**Aim**: Return the records word for word. Any pictures in them are not part of the copy.

[Items from a data source]

===

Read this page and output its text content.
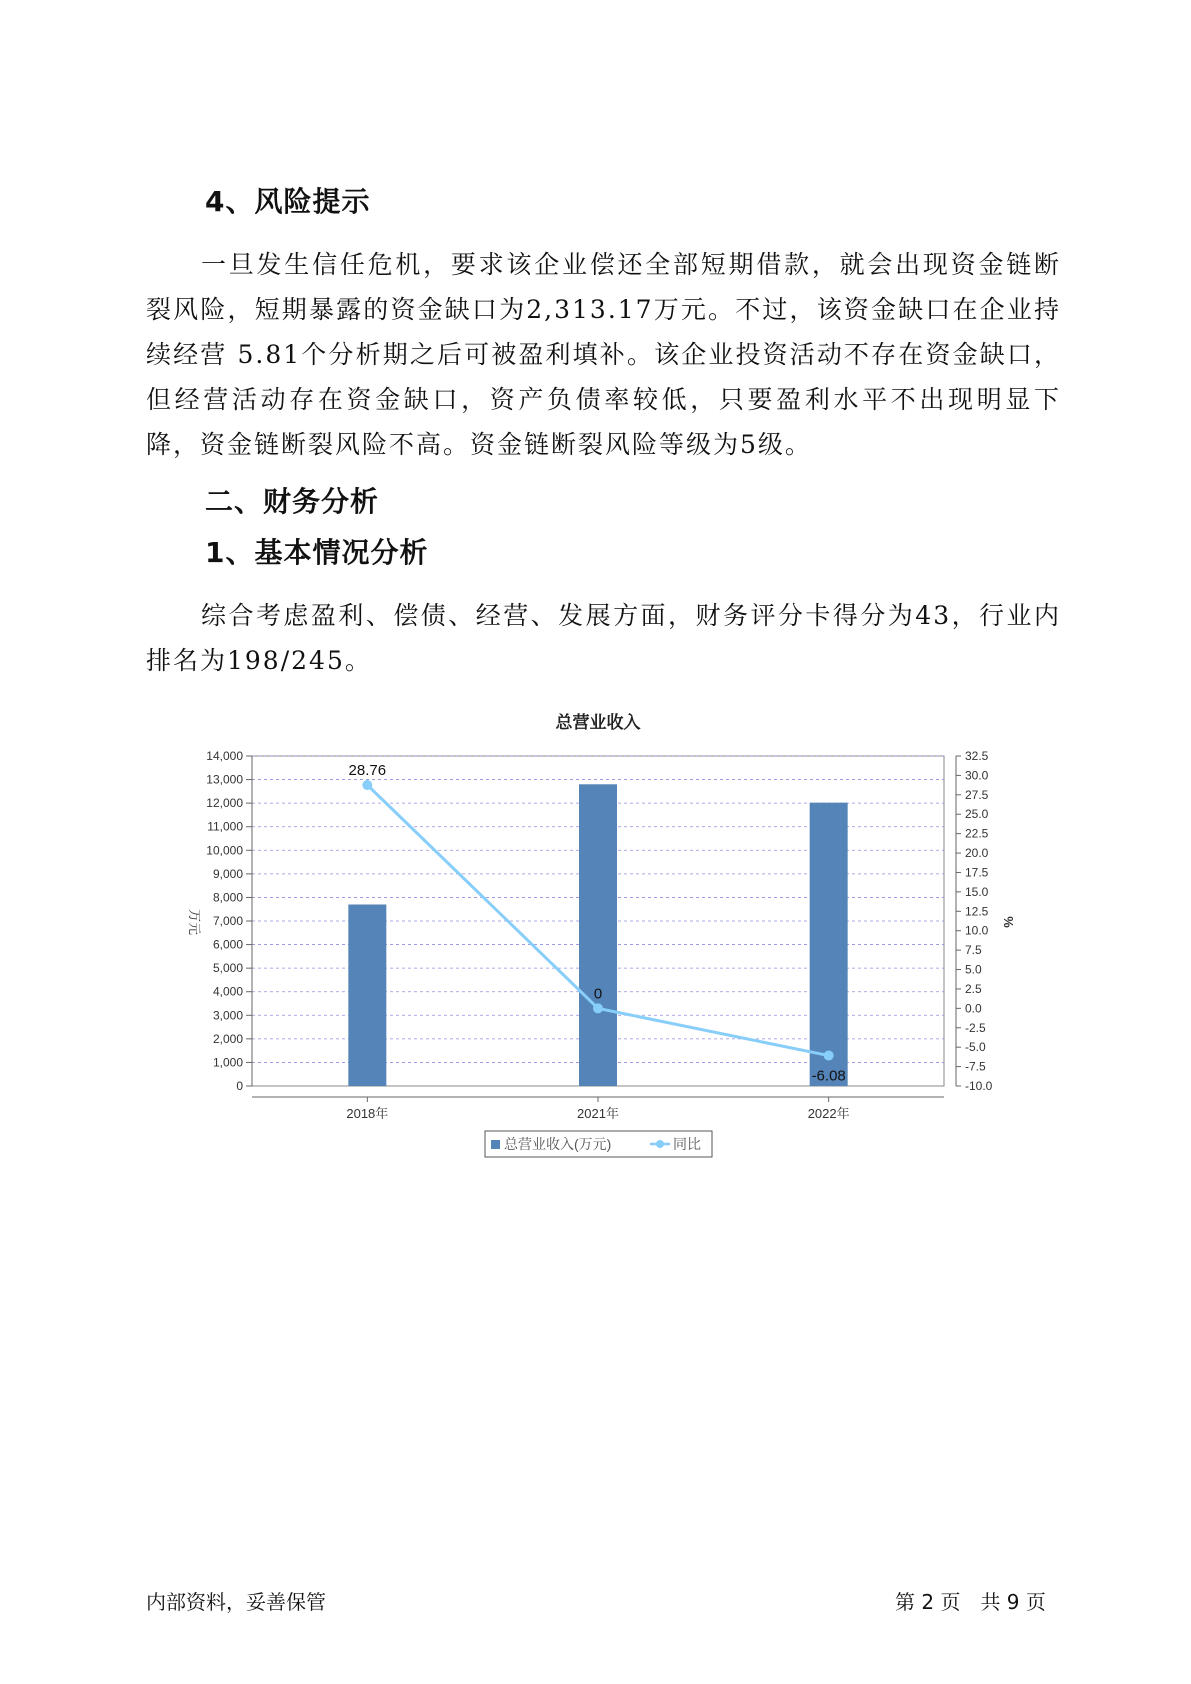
4、风险提示

一旦发生信任危机，要求该企业偿还全部短期借款，就会出现资金链断裂风险，短期暴露的资金缺口为2,313.17万元。不过，该资金缺口在企业持续经营 5.81个分析期之后可被盈利填补。该企业投资活动不存在资金缺口，但经营活动存在资金缺口，资产负债率较低，只要盈利水平不出现明显下降，资金链断裂风险不高。资金链断裂风险等级为5级。

二、财务分析
1、基本情况分析

综合考虑盈利、偿债、经营、发展方面，财务评分卡得分为43，行业内排名为198/245。

总营业收入
万元	%
0
1,000
2,000
3,000
4,000
5,000
6,000
7,000
8,000
9,000
10,000
11,000
12,000
13,000
14,000
-10.0
-7.5
-5.0
-2.5
0.0
2.5
5.0
7.5
10.0
12.5
15.0
17.5
20.0
22.5
25.0
27.5
30.0
32.5
2018年	2021年	2022年
28.76
0
-6.08
总营业收入(万元)	同比
内部资料，妥善保管	第 2 页　共 9 页
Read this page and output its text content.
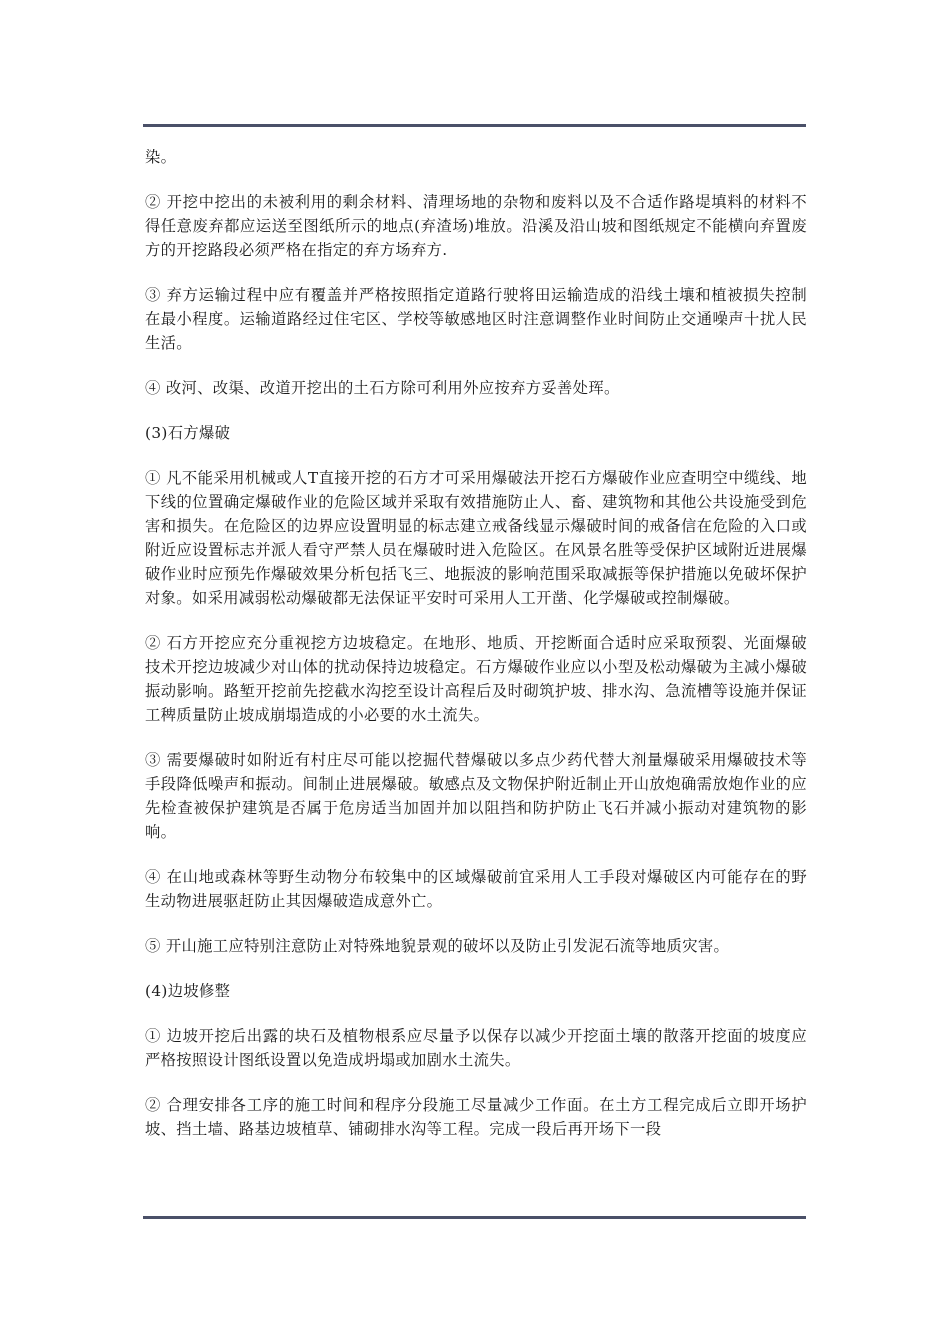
染。

② 开挖中挖出的未被利用的剩余材料、清理场地的杂物和废料以及不合适作路堤填料的材料不得任意废弃都应运送至图纸所示的地点(弃渣场)堆放。沿溪及沿山坡和图纸规定不能横向弃置废方的开挖路段必须严格在指定的弃方场弃方.

③ 弃方运输过程中应有覆盖并严格按照指定道路行驶将田运输造成的沿线土壤和植被损失控制在最小程度。运输道路经过住宅区、学校等敏感地区时注意调整作业时间防止交通噪声十扰人民生活。

④ 改河、改渠、改道开挖出的土石方除可利用外应按弃方妥善处珲。

(3)石方爆破

① 凡不能采用机械或人T直接开挖的石方才可采用爆破法开挖石方爆破作业应查明空中缆线、地下线的位置确定爆破作业的危险区域并采取有效措施防止人、畜、建筑物和其他公共设施受到危害和损失。在危险区的边界应设置明显的标志建立戒备线显示爆破时间的戒备信在危险的入口或附近应设置标志并派人看守严禁人员在爆破时进入危险区。在风景名胜等受保护区域附近进展爆破作业时应预先作爆破效果分析包括飞三、地振波的影响范围采取减振等保护措施以免破坏保护对象。如采用减弱松动爆破都无法保证平安时可采用人工开凿、化学爆破或控制爆破。

② 石方开挖应充分重视挖方边坡稳定。在地形、地质、开挖断面合适时应采取预裂、光面爆破技术开挖边坡减少对山体的扰动保持边坡稳定。石方爆破作业应以小型及松动爆破为主减小爆破振动影响。路堑开挖前先挖截水沟挖至设计高程后及时砌筑护坡、排水沟、急流槽等设施并保证工稗质量防止坡成崩塌造成的小必要的水土流失。

③ 需要爆破时如附近有村庄尽可能以挖掘代替爆破以多点少药代替大剂量爆破采用爆破技术等手段降低噪声和振动。间制止进展爆破。敏感点及文物保护附近制止开山放炮确需放炮作业的应先检查被保护建筑是否属于危房适当加固并加以阻挡和防护防止飞石并减小振动对建筑物的影响。

④ 在山地或森林等野生动物分布较集中的区域爆破前宜采用人工手段对爆破区内可能存在的野生动物进展驱赶防止其因爆破造成意外亡。

⑤ 开山施工应特别注意防止对特殊地貌景观的破坏以及防止引发泥石流等地质灾害。

(4)边坡修整

① 边坡开挖后出露的块石及植物根系应尽量予以保存以减少开挖面土壤的散落开挖面的坡度应严格按照设计图纸设置以免造成坍塌或加剧水土流失。

② 合理安排各工序的施工时间和程序分段施工尽量减少工作面。在土方工程完成后立即开场护坡、挡土墙、路基边坡植草、铺砌排水沟等工程。完成一段后再开场下一段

===

**Complete output**:
Read this page and output its text content.
4、风险提示

一旦发生信任危机，要求该企业偿还全部短期借款，就会出现资金链断裂风险，短期暴露的资金缺口为2,313.17万元。不过，该资金缺口在企业持续经营 5.81个分析期之后可被盈利填补。该企业投资活动不存在资金缺口，但经营活动存在资金缺口，资产负债率较低，只要盈利水平不出现明显下降，资金链断裂风险不高。资金链断裂风险等级为5级。

二、财务分析
1、基本情况分析

综合考虑盈利、偿债、经营、发展方面，财务评分卡得分为43，行业内排名为198/245。

总营业收入
万元	%
0
1,000
2,000
3,000
4,000
5,000
6,000
7,000
8,000
9,000
10,000
11,000
12,000
13,000
14,000
-10.0
-7.5
-5.0
-2.5
0.0
2.5
5.0
7.5
10.0
12.5
15.0
17.5
20.0
22.5
25.0
27.5
30.0
32.5
2018年	2021年	2022年
28.76
0
-6.08
总营业收入(万元)	同比
内部资料，妥善保管	第 2 页　共 9 页
Read this page and output its text content.
染。

② 开挖中挖出的未被利用的剩余材料、清理场地的杂物和废料以及不合适作路堤填料的材料不得任意废弃都应运送至图纸所示的地点(弃渣场)堆放。沿溪及沿山坡和图纸规定不能横向弃置废方的开挖路段必须严格在指定的弃方场弃方.

③ 弃方运输过程中应有覆盖并严格按照指定道路行驶将田运输造成的沿线土壤和植被损失控制在最小程度。运输道路经过住宅区、学校等敏感地区时注意调整作业时间防止交通噪声十扰人民生活。

④ 改河、改渠、改道开挖出的土石方除可利用外应按弃方妥善处珲。

(3)石方爆破

① 凡不能采用机械或人T直接开挖的石方才可采用爆破法开挖石方爆破作业应查明空中缆线、地下线的位置确定爆破作业的危险区域并采取有效措施防止人、畜、建筑物和其他公共设施受到危害和损失。在危险区的边界应设置明显的标志建立戒备线显示爆破时间的戒备信在危险的入口或附近应设置标志并派人看守严禁人员在爆破时进入危险区。在风景名胜等受保护区域附近进展爆破作业时应预先作爆破效果分析包括飞三、地振波的影响范围采取减振等保护措施以免破坏保护对象。如采用减弱松动爆破都无法保证平安时可采用人工开凿、化学爆破或控制爆破。

② 石方开挖应充分重视挖方边坡稳定。在地形、地质、开挖断面合适时应采取预裂、光面爆破技术开挖边坡减少对山体的扰动保持边坡稳定。石方爆破作业应以小型及松动爆破为主减小爆破振动影响。路堑开挖前先挖截水沟挖至设计高程后及时砌筑护坡、排水沟、急流槽等设施并保证工稗质量防止坡成崩塌造成的小必要的水土流失。

③ 需要爆破时如附近有村庄尽可能以挖掘代替爆破以多点少药代替大剂量爆破采用爆破技术等手段降低噪声和振动。间制止进展爆破。敏感点及文物保护附近制止开山放炮确需放炮作业的应先检查被保护建筑是否属于危房适当加固并加以阻挡和防护防止飞石并减小振动对建筑物的影响。

④ 在山地或森林等野生动物分布较集中的区域爆破前宜采用人工手段对爆破区内可能存在的野生动物进展驱赶防止其因爆破造成意外亡。

⑤ 开山施工应特别注意防止对特殊地貌景观的破坏以及防止引发泥石流等地质灾害。

(4)边坡修整

① 边坡开挖后出露的块石及植物根系应尽量予以保存以减少开挖面土壤的散落开挖面的坡度应严格按照设计图纸设置以免造成坍塌或加剧水土流失。

② 合理安排各工序的施工时间和程序分段施工尽量减少工作面。在土方工程完成后立即开场护坡、挡土墙、路基边坡植草、铺砌排水沟等工程。完成一段后再开场下一段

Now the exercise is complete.